» Material supplied

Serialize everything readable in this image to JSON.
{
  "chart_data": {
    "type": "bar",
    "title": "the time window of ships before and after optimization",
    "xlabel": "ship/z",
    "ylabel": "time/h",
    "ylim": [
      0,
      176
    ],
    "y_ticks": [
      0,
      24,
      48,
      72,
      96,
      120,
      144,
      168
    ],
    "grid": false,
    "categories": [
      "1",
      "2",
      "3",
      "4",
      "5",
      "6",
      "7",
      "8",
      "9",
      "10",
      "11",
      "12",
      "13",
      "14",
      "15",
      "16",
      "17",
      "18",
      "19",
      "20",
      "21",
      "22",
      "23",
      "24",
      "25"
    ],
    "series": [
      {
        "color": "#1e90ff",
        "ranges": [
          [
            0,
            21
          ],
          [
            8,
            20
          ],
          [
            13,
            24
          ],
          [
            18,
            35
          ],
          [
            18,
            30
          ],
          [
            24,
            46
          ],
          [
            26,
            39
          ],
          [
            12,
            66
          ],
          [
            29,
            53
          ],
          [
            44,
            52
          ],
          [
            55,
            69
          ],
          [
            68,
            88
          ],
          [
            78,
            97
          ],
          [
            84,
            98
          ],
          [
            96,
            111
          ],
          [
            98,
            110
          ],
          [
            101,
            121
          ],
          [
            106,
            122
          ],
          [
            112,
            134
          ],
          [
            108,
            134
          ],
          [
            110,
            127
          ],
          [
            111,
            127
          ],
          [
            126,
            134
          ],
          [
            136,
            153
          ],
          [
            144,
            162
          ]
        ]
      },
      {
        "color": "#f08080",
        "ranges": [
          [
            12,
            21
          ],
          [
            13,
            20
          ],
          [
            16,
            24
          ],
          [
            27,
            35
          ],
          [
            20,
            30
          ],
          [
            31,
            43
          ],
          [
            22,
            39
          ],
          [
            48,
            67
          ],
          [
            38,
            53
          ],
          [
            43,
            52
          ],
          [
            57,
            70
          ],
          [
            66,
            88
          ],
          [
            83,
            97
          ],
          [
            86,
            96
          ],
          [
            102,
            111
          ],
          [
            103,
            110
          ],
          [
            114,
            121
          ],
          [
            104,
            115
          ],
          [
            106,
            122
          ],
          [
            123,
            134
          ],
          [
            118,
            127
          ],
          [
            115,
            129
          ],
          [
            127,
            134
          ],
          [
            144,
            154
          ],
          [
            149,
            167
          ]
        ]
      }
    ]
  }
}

» What the task requires
Reproduce the full listing word for word.

» Output of the exercise
Serialize everything readable in this image to JSON.
{
  "chart_data": {
    "type": "bar",
    "title": "the time window of ships before and after optimization",
    "xlabel": "ship/z",
    "ylabel": "time/h",
    "ylim": [
      0,
      176
    ],
    "y_ticks": [
      0,
      24,
      48,
      72,
      96,
      120,
      144,
      168
    ],
    "grid": false,
    "categories": [
      "1",
      "2",
      "3",
      "4",
      "5",
      "6",
      "7",
      "8",
      "9",
      "10",
      "11",
      "12",
      "13",
      "14",
      "15",
      "16",
      "17",
      "18",
      "19",
      "20",
      "21",
      "22",
      "23",
      "24",
      "25"
    ],
    "series": [
      {
        "color": "#1e90ff",
        "ranges": [
          [
            0,
            21
          ],
          [
            8,
            20
          ],
          [
            13,
            24
          ],
          [
            18,
            35
          ],
          [
            18,
            30
          ],
          [
            24,
            46
          ],
          [
            26,
            39
          ],
          [
            12,
            66
          ],
          [
            29,
            53
          ],
          [
            44,
            52
          ],
          [
            55,
            69
          ],
          [
            68,
            88
          ],
          [
            78,
            97
          ],
          [
            84,
            98
          ],
          [
            96,
            111
          ],
          [
            98,
            110
          ],
          [
            101,
            121
          ],
          [
            106,
            122
          ],
          [
            112,
            134
          ],
          [
            108,
            134
          ],
          [
            110,
            127
          ],
          [
            111,
            127
          ],
          [
            126,
            134
          ],
          [
            136,
            153
          ],
          [
            144,
            162
          ]
        ]
      },
      {
        "color": "#f08080",
        "ranges": [
          [
            12,
            21
          ],
          [
            13,
            20
          ],
          [
            16,
            24
          ],
          [
            27,
            35
          ],
          [
            20,
            30
          ],
          [
            31,
            43
          ],
          [
            22,
            39
          ],
          [
            48,
            67
          ],
          [
            38,
            53
          ],
          [
            43,
            52
          ],
          [
            57,
            70
          ],
          [
            66,
            88
          ],
          [
            83,
            97
          ],
          [
            86,
            96
          ],
          [
            102,
            111
          ],
          [
            103,
            110
          ],
          [
            114,
            121
          ],
          [
            104,
            115
          ],
          [
            106,
            122
          ],
          [
            123,
            134
          ],
          [
            118,
            127
          ],
          [
            115,
            129
          ],
          [
            127,
            134
          ],
          [
            144,
            154
          ],
          [
            149,
            167
          ]
        ]
      }
    ]
  }
}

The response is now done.